- _TASK DETAILS_: Give the number of lines in the records below that include "this", and nothing more.
··········
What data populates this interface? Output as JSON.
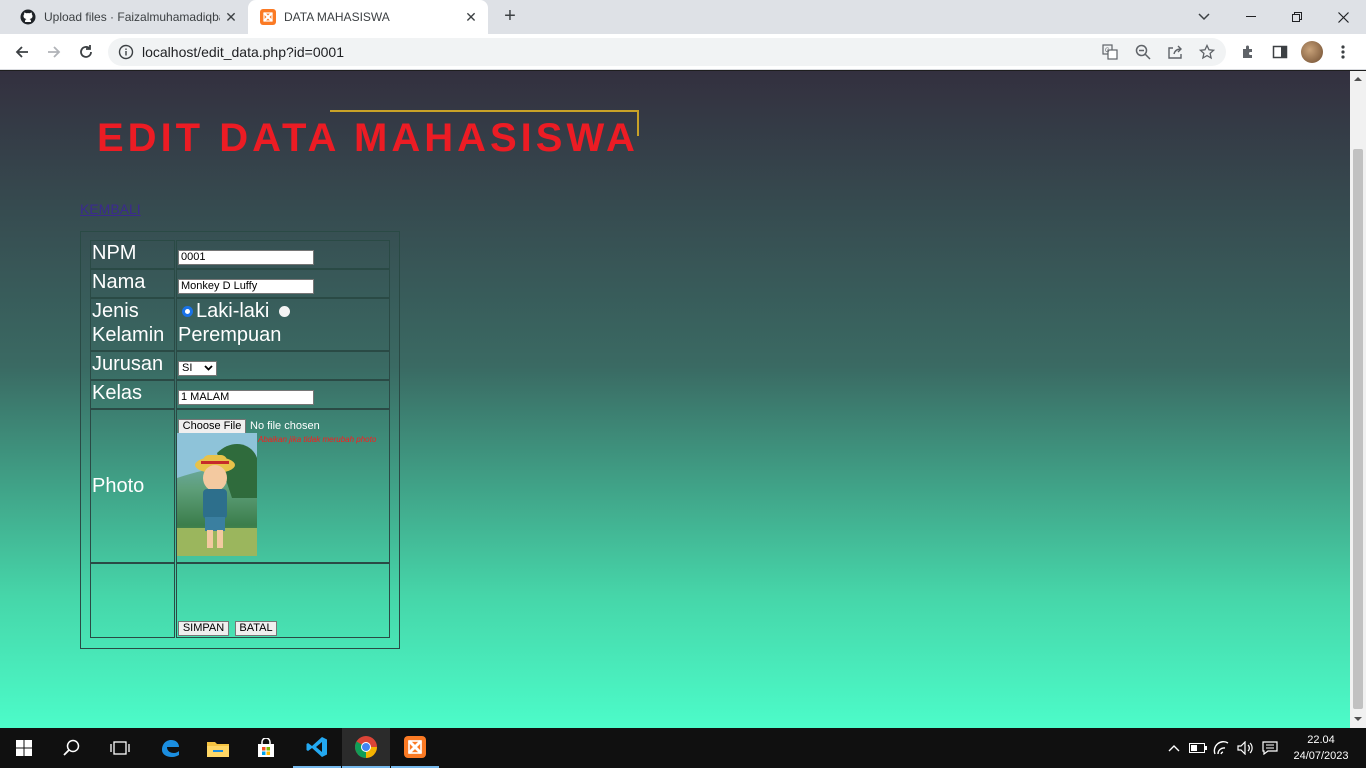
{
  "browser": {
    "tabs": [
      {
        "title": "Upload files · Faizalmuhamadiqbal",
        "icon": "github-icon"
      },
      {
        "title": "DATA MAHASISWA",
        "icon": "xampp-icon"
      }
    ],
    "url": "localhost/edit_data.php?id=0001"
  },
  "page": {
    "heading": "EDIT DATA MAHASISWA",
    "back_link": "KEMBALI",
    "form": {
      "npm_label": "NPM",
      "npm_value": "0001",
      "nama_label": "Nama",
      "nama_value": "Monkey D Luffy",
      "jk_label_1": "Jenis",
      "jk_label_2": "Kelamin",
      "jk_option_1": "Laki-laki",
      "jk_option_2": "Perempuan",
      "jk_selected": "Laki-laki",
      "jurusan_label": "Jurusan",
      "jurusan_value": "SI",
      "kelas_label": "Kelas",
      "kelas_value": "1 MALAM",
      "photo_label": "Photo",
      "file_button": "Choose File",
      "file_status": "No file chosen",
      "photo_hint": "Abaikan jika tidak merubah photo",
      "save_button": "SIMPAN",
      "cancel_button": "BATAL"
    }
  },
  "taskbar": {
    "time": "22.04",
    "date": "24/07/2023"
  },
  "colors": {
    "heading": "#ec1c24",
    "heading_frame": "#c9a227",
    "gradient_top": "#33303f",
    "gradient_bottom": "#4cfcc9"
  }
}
··········
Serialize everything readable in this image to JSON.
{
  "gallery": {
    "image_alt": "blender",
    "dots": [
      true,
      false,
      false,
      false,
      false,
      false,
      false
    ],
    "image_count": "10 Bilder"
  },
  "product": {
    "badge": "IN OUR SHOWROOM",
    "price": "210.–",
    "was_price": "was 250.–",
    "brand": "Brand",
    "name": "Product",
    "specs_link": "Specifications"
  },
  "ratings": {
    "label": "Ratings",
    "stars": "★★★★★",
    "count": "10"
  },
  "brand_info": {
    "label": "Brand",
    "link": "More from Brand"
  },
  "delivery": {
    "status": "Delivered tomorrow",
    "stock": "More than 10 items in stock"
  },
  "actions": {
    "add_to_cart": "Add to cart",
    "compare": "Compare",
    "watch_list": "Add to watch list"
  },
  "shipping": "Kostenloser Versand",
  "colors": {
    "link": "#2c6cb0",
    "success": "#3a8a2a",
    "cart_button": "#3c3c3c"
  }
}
··········
- _REPLY TO THE TASK_: 2